Objective - List all the lines in these records that hold "Accuracy".

Record extracts -
## BEGIN

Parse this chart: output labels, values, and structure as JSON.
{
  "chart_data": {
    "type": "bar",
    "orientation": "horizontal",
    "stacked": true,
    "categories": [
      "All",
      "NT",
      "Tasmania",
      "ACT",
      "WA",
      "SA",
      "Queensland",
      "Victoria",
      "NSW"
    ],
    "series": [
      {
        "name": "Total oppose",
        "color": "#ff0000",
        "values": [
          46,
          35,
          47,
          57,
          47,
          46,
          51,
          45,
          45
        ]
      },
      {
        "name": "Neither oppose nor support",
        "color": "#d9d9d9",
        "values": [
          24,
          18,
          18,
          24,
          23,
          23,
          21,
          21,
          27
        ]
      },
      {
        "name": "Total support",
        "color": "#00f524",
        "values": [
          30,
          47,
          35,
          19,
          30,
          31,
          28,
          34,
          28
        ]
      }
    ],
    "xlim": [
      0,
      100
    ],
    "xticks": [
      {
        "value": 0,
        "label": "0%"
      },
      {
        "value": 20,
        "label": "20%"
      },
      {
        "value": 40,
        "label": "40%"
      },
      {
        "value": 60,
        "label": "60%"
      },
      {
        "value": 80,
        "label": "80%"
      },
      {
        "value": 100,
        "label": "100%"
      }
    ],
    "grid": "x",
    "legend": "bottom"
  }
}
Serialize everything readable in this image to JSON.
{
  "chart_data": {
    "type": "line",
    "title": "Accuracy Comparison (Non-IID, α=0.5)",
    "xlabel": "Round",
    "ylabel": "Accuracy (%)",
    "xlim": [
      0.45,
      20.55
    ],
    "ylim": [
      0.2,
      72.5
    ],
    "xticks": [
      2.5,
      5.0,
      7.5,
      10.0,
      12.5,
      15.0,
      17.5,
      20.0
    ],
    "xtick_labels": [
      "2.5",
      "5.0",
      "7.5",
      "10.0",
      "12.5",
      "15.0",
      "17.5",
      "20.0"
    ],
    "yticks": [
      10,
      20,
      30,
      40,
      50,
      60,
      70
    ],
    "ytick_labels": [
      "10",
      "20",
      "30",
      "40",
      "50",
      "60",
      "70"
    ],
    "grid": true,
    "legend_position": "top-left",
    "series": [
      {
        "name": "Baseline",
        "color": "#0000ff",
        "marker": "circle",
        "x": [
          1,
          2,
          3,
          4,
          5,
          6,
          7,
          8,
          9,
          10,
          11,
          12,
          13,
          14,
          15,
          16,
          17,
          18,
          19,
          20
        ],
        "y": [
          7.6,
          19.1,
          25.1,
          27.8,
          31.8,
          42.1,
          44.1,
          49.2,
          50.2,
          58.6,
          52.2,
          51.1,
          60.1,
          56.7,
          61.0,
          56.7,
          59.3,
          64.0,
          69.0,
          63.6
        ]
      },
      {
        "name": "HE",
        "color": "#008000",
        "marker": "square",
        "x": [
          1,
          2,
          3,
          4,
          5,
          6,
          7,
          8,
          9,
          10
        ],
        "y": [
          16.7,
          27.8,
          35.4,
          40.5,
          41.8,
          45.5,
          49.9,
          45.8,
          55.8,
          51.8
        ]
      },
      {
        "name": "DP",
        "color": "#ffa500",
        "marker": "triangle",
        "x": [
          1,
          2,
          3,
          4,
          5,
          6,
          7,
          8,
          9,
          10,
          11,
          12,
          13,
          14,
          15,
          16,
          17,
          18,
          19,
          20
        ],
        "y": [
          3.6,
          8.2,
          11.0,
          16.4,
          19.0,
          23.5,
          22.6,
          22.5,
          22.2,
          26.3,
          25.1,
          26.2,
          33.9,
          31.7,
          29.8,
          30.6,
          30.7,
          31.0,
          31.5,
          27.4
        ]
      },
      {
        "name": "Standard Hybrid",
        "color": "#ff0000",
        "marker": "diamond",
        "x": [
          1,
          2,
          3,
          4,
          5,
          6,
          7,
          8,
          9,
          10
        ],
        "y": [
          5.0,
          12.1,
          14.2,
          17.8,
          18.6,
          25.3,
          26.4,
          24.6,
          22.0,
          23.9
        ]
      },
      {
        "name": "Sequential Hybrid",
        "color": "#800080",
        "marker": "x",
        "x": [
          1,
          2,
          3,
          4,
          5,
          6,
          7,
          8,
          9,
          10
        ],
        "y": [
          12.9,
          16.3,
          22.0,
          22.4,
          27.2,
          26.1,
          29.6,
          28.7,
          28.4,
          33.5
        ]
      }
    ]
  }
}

## END

Full solution -
    "title": "Accuracy Comparison (Non-IID, α=0.5)",
    "ylabel": "Accuracy (%)",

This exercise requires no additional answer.